__What you will do__.
Leave out the pictures and restate the rest of the data exactly.

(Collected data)
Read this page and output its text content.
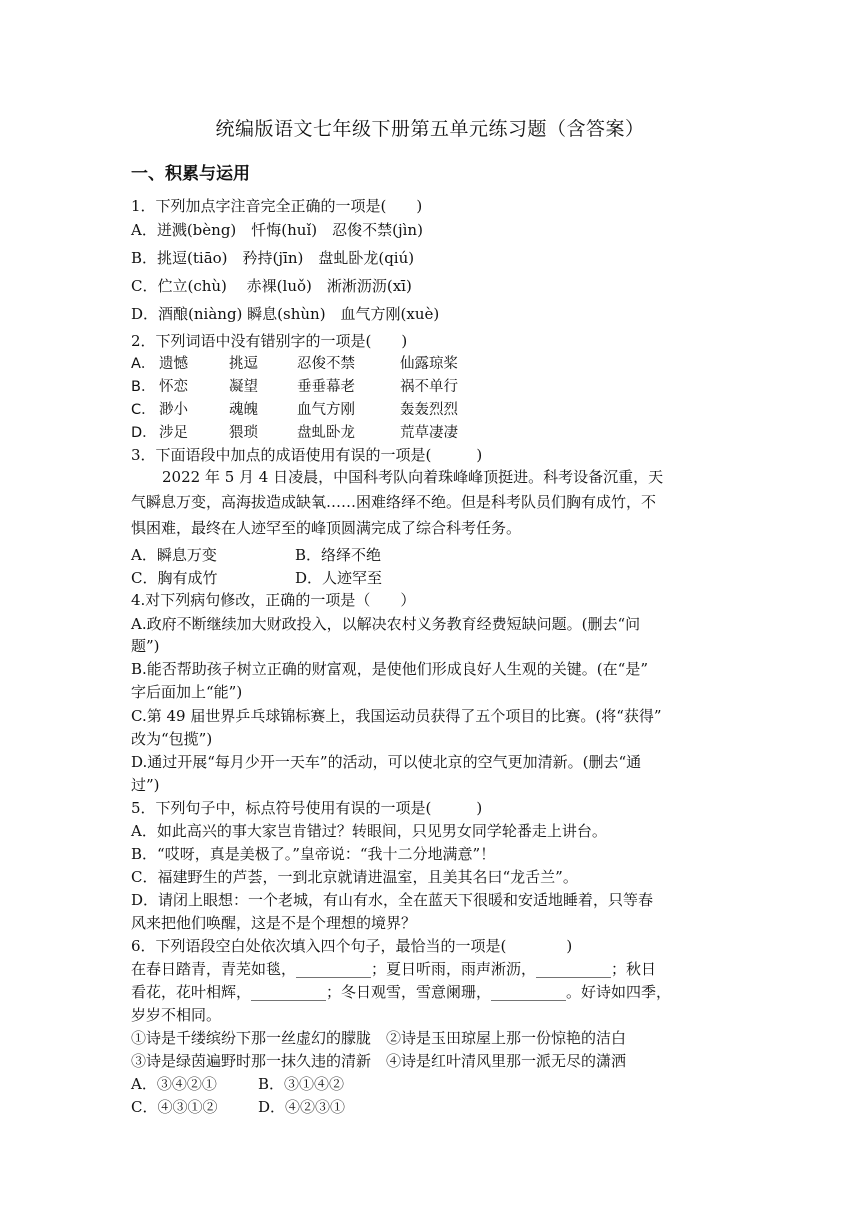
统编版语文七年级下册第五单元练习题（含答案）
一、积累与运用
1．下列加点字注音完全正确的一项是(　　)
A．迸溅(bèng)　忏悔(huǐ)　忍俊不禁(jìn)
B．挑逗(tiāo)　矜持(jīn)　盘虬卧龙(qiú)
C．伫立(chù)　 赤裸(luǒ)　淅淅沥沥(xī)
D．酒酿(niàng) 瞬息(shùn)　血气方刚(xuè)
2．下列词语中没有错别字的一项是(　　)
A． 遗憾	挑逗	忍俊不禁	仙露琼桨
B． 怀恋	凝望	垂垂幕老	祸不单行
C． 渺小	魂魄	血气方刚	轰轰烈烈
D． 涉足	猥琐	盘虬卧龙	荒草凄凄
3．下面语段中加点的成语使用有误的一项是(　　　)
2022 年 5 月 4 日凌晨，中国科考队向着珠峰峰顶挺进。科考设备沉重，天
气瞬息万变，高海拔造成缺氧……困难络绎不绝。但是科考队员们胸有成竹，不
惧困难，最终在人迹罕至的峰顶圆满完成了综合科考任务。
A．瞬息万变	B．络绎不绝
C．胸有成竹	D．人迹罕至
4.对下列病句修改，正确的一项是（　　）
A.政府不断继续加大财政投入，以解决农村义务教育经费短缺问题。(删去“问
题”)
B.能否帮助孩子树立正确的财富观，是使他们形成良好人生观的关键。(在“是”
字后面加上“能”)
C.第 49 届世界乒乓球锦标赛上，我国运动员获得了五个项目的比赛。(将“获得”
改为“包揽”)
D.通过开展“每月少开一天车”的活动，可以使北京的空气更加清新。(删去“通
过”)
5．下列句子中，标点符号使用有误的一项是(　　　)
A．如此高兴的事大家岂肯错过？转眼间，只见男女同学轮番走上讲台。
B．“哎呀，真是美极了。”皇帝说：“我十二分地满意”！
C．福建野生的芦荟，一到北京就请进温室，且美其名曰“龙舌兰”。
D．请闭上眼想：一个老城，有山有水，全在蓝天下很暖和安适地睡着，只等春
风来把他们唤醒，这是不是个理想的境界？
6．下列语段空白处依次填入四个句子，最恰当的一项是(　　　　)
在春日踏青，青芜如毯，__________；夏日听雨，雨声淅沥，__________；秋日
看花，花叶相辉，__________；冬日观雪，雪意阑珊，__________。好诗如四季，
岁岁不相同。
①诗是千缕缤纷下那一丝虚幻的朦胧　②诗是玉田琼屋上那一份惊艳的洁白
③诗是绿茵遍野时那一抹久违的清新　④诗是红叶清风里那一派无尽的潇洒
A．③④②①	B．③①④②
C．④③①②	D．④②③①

__Complete response__.
Read this page and output its text content.
统编版语文七年级下册第五单元练习题（含答案）
一、积累与运用
1．下列加点字注音完全正确的一项是(　　)
A．迸溅(bèng)　忏悔(huǐ)　忍俊不禁(jìn)
B．挑逗(tiāo)　矜持(jīn)　盘虬卧龙(qiú)
C．伫立(chù)　 赤裸(luǒ)　淅淅沥沥(xī)
D．酒酿(niàng) 瞬息(shùn)　血气方刚(xuè)
2．下列词语中没有错别字的一项是(　　)
A． 遗憾	挑逗	忍俊不禁	仙露琼桨
B． 怀恋	凝望	垂垂幕老	祸不单行
C． 渺小	魂魄	血气方刚	轰轰烈烈
D． 涉足	猥琐	盘虬卧龙	荒草凄凄
3．下面语段中加点的成语使用有误的一项是(　　　)
2022 年 5 月 4 日凌晨，中国科考队向着珠峰峰顶挺进。科考设备沉重，天
气瞬息万变，高海拔造成缺氧……困难络绎不绝。但是科考队员们胸有成竹，不
惧困难，最终在人迹罕至的峰顶圆满完成了综合科考任务。
A．瞬息万变	B．络绎不绝
C．胸有成竹	D．人迹罕至
4.对下列病句修改，正确的一项是（　　）
A.政府不断继续加大财政投入，以解决农村义务教育经费短缺问题。(删去“问
题”)
B.能否帮助孩子树立正确的财富观，是使他们形成良好人生观的关键。(在“是”
字后面加上“能”)
C.第 49 届世界乒乓球锦标赛上，我国运动员获得了五个项目的比赛。(将“获得”
改为“包揽”)
D.通过开展“每月少开一天车”的活动，可以使北京的空气更加清新。(删去“通
过”)
5．下列句子中，标点符号使用有误的一项是(　　　)
A．如此高兴的事大家岂肯错过？转眼间，只见男女同学轮番走上讲台。
B．“哎呀，真是美极了。”皇帝说：“我十二分地满意”！
C．福建野生的芦荟，一到北京就请进温室，且美其名曰“龙舌兰”。
D．请闭上眼想：一个老城，有山有水，全在蓝天下很暖和安适地睡着，只等春
风来把他们唤醒，这是不是个理想的境界？
6．下列语段空白处依次填入四个句子，最恰当的一项是(　　　　)
在春日踏青，青芜如毯，__________；夏日听雨，雨声淅沥，__________；秋日
看花，花叶相辉，__________；冬日观雪，雪意阑珊，__________。好诗如四季，
岁岁不相同。
①诗是千缕缤纷下那一丝虚幻的朦胧　②诗是玉田琼屋上那一份惊艳的洁白
③诗是绿茵遍野时那一抹久违的清新　④诗是红叶清风里那一派无尽的潇洒
A．③④②①	B．③①④②
C．④③①②	D．④②③①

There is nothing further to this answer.